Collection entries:
--------------------------------------------------

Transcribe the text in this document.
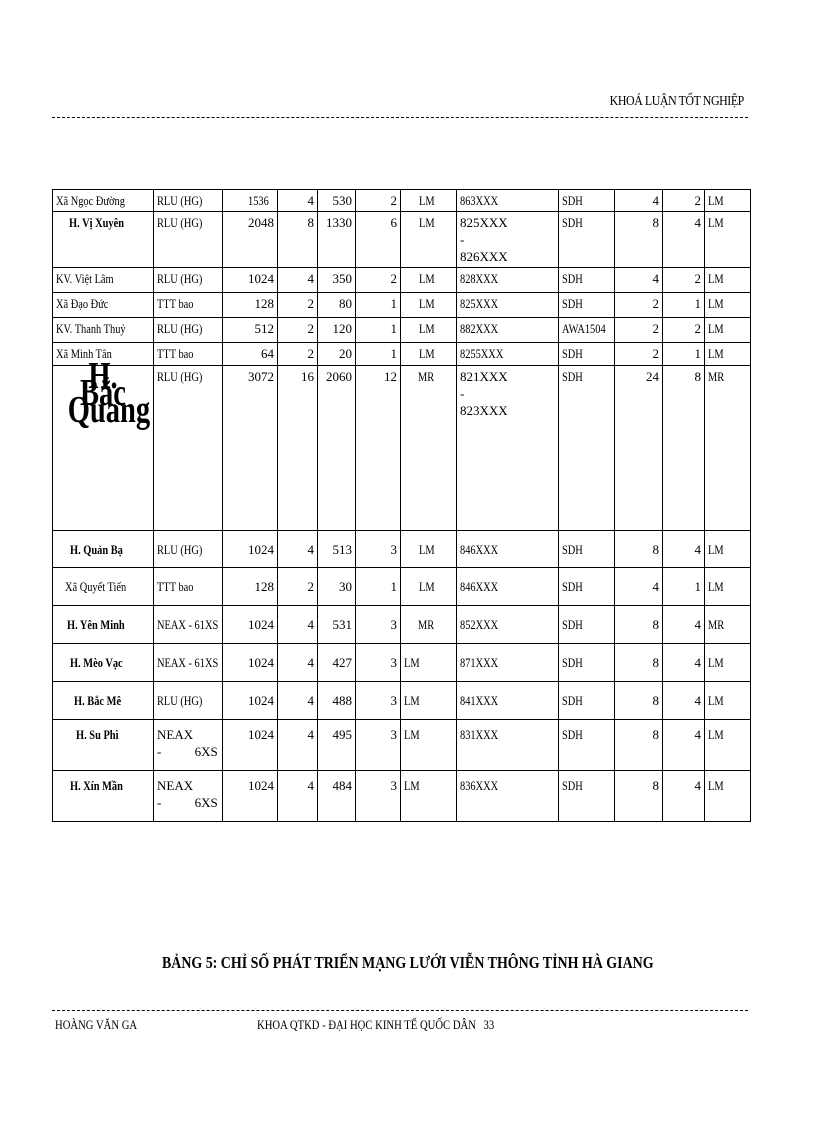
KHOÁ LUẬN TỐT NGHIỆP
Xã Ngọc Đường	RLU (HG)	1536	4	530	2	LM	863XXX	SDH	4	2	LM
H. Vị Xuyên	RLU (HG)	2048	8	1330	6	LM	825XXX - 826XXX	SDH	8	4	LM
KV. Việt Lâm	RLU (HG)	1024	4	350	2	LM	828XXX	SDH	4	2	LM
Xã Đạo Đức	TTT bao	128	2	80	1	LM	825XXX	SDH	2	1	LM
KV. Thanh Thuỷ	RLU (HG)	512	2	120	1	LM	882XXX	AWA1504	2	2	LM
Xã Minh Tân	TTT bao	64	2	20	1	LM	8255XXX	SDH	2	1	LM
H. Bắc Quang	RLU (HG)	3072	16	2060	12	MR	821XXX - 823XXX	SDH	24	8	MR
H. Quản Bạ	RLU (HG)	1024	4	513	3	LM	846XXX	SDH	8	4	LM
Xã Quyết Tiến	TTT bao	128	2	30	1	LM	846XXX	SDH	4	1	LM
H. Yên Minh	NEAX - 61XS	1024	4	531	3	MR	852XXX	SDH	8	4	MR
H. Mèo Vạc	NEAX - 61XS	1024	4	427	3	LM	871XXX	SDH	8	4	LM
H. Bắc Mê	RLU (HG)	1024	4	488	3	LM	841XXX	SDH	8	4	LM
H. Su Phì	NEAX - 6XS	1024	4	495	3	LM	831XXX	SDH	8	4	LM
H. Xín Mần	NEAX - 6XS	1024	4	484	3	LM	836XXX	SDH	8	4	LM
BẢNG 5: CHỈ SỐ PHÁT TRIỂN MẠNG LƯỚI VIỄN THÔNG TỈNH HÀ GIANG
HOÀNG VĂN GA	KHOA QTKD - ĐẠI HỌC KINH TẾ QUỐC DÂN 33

--------------------------------------------------

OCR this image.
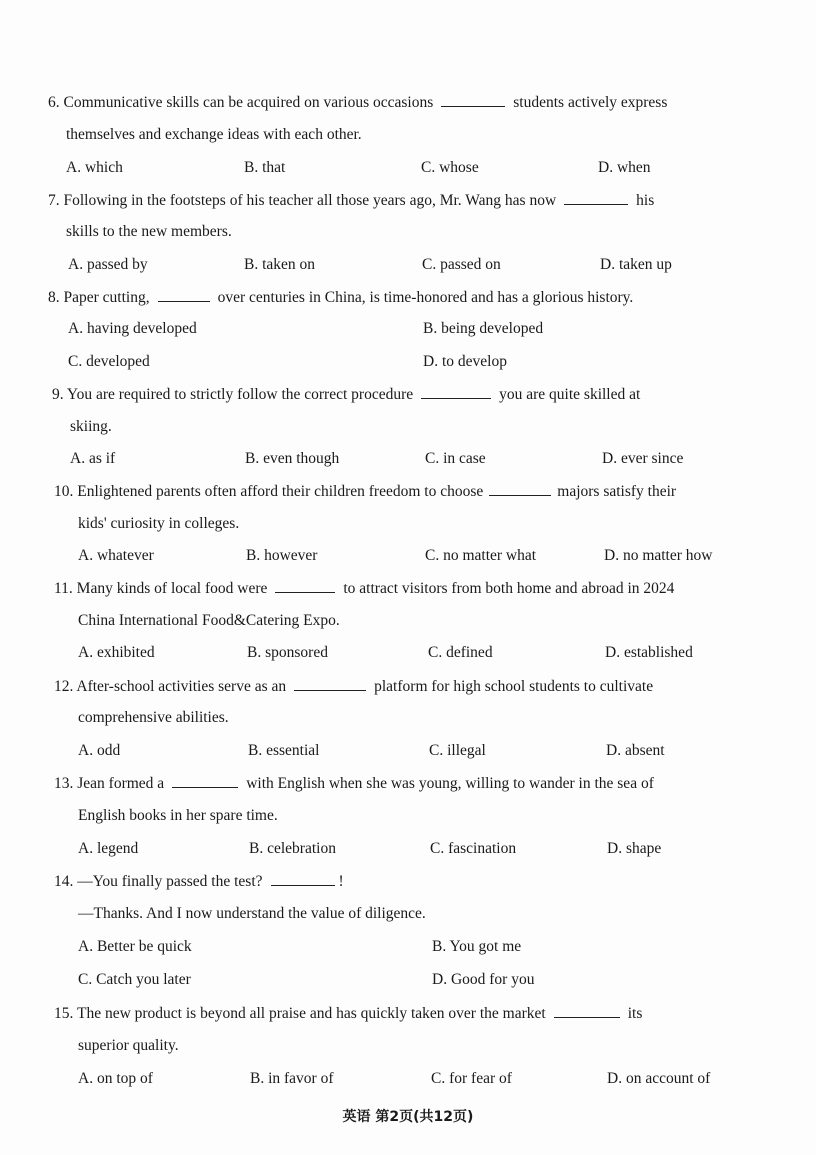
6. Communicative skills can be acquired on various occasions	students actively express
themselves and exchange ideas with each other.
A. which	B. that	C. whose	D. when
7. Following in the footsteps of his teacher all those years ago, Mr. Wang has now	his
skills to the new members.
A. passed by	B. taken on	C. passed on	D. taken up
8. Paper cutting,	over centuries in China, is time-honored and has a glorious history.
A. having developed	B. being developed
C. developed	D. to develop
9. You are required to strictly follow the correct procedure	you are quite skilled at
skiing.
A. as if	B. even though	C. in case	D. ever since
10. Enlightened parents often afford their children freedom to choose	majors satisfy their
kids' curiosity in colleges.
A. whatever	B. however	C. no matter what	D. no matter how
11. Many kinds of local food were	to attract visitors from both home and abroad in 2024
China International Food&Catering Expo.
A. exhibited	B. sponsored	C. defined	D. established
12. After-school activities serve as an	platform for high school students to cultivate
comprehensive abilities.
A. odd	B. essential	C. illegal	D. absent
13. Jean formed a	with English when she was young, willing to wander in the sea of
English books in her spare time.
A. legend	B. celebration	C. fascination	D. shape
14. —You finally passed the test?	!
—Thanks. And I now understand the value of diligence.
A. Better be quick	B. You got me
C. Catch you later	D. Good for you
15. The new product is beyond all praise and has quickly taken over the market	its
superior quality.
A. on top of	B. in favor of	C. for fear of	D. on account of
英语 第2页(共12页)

--------------------------------------------------

# What you should do
In the records above, find each line that holds the word "when"; copy all such lines.

# Problem solution
A. which	B. that	C. whose	D. when
13. Jean formed a	with English when she was young, willing to wander in the sea of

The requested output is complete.